## [What is being asked]
Your task is to repeat the lines below exactly, excluding any pictures they contain.

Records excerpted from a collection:
——————

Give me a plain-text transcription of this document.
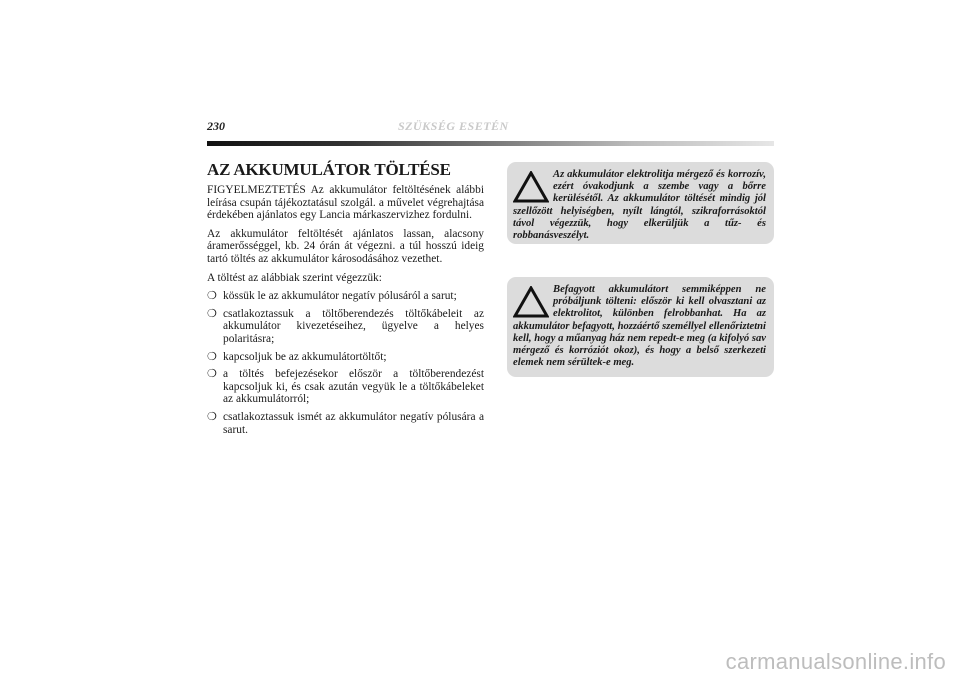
230	SZÜKSÉG ESETÉN
AZ AKKUMULÁTOR TÖLTÉSE

FIGYELMEZTETÉS Az akkumulátor feltöltésének alábbi leírása csupán tájékoztatásul szolgál. a művelet végrehajtása érdekében ajánlatos egy Lancia márkaszervizhez fordulni.

Az akkumulátor feltöltését ajánlatos lassan, alacsony áramerősséggel, kb. 24 órán át végezni. a túl hosszú ideig tartó töltés az akkumulátor károsodásához vezethet.

A töltést az alábbiak szerint végezzük:

❍ kössük le az akkumulátor negatív pólusáról a sarut;
❍ csatlakoztassuk a töltőberendezés töltőkábeleit az akkumulátor kivezetéseihez, ügyelve a helyes polaritásra;
❍ kapcsoljuk be az akkumulátortöltőt;
❍ a töltés befejezésekor először a töltőberendezést kapcsoljuk ki, és csak azután vegyük le a töltőkábeleket az akkumulátorról;
❍ csatlakoztassuk ismét az akkumulátor negatív pólusára a sarut.
Az akkumulátor elektrolitja mérgező és korrozív, ezért óvakodjunk a szembe vagy a bőrre kerülésétől. Az akkumulátor töltését mindig jól szellőzött helyiségben, nyílt lángtól, szikraforrásoktól távol végezzük, hogy elkerüljük a tűz- és robbanásveszélyt.
Befagyott akkumulátort semmiképpen ne próbáljunk tölteni: először ki kell olvasztani az elektrolitot, különben felrobbanhat. Ha az akkumulátor befagyott, hozzáértő személlyel ellenőriztetni kell, hogy a műanyag ház nem repedt-e meg (a kifolyó sav mérgező és korróziót okoz), és hogy a belső szerkezeti elemek nem sérültek-e meg.
carmanualsonline.info
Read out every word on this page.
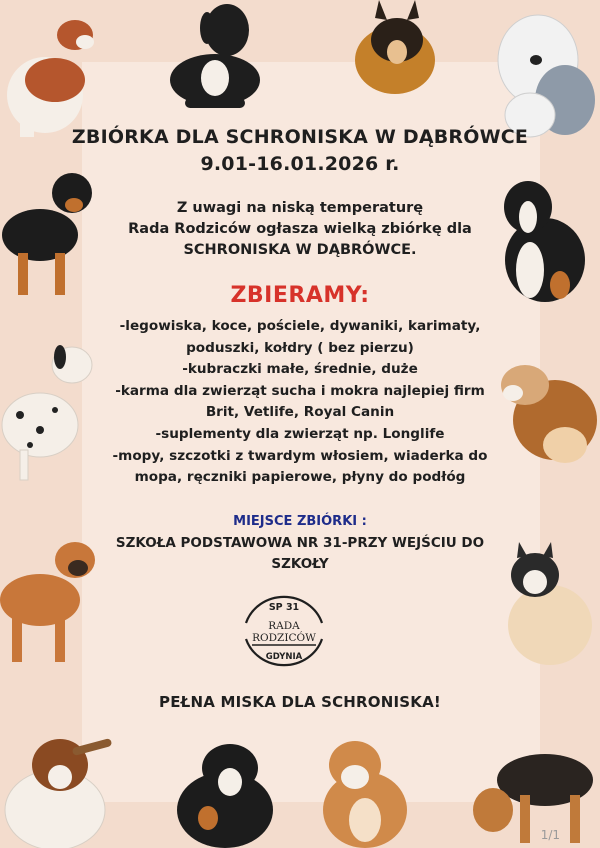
ZBIÓRKA DLA SCHRONISKA W DĄBRÓWCE
9.01-16.01.2026 r.
Z uwagi na niską temperaturę
Rada Rodziców ogłasza wielką zbiórkę dla
SCHRONISKA W DĄBRÓWCE.
ZBIERAMY:
-legowiska, koce, pościele, dywaniki, karimaty,
poduszki, kołdry ( bez pierzu)
-kubraczki małe, średnie, duże
-karma dla zwierząt sucha i mokra najlepiej firm
Brit, Vetlife, Royal Canin
-suplementy dla zwierząt np. Longlife
-mopy, szczotki z twardym włosiem, wiaderka do
mopa, ręczniki papierowe, płyny do podłóg
MIEJSCE ZBIÓRKI :
SZKOŁA PODSTAWOWA NR 31-PRZY WEJŚCIU DO
SZKOŁY
SP 31
RADA
RODZICÓW
GDYNIA
PEŁNA MISKA DLA SCHRONISKA!
1/1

——————

## [Reply]
Give me a plain-text transcription of this document.
230	SZÜKSÉG ESETÉN
AZ AKKUMULÁTOR TÖLTÉSE

FIGYELMEZTETÉS Az akkumulátor feltöltésének alábbi leírása csupán tájékoztatásul szolgál. a művelet végrehajtása érdekében ajánlatos egy Lancia márkaszervizhez fordulni.

Az akkumulátor feltöltését ajánlatos lassan, alacsony áramerősséggel, kb. 24 órán át végezni. a túl hosszú ideig tartó töltés az akkumulátor károsodásához vezethet.

A töltést az alábbiak szerint végezzük:

❍ kössük le az akkumulátor negatív pólusáról a sarut;
❍ csatlakoztassuk a töltőberendezés töltőkábeleit az akkumulátor kivezetéseihez, ügyelve a helyes polaritásra;
❍ kapcsoljuk be az akkumulátortöltőt;
❍ a töltés befejezésekor először a töltőberendezést kapcsoljuk ki, és csak azután vegyük le a töltőkábeleket az akkumulátorról;
❍ csatlakoztassuk ismét az akkumulátor negatív pólusára a sarut.
Az akkumulátor elektrolitja mérgező és korrozív, ezért óvakodjunk a szembe vagy a bőrre kerülésétől. Az akkumulátor töltését mindig jól szellőzött helyiségben, nyílt lángtól, szikraforrásoktól távol végezzük, hogy elkerüljük a tűz- és robbanásveszélyt.
Befagyott akkumulátort semmiképpen ne próbáljunk tölteni: először ki kell olvasztani az elektrolitot, különben felrobbanhat. Ha az akkumulátor befagyott, hozzáértő személlyel ellenőriztetni kell, hogy a műanyag ház nem repedt-e meg (a kifolyó sav mérgező és korróziót okoz), és hogy a belső szerkezeti elemek nem sérültek-e meg.
carmanualsonline.info
Read out every word on this page.
ZBIÓRKA DLA SCHRONISKA W DĄBRÓWCE
9.01-16.01.2026 r.
Z uwagi na niską temperaturę
Rada Rodziców ogłasza wielką zbiórkę dla
SCHRONISKA W DĄBRÓWCE.
ZBIERAMY:
-legowiska, koce, pościele, dywaniki, karimaty,
poduszki, kołdry ( bez pierzu)
-kubraczki małe, średnie, duże
-karma dla zwierząt sucha i mokra najlepiej firm
Brit, Vetlife, Royal Canin
-suplementy dla zwierząt np. Longlife
-mopy, szczotki z twardym włosiem, wiaderka do
mopa, ręczniki papierowe, płyny do podłóg
MIEJSCE ZBIÓRKI :
SZKOŁA PODSTAWOWA NR 31-PRZY WEJŚCIU DO
SZKOŁY
SP 31
RADA
RODZICÓW
GDYNIA
PEŁNA MISKA DLA SCHRONISKA!
1/1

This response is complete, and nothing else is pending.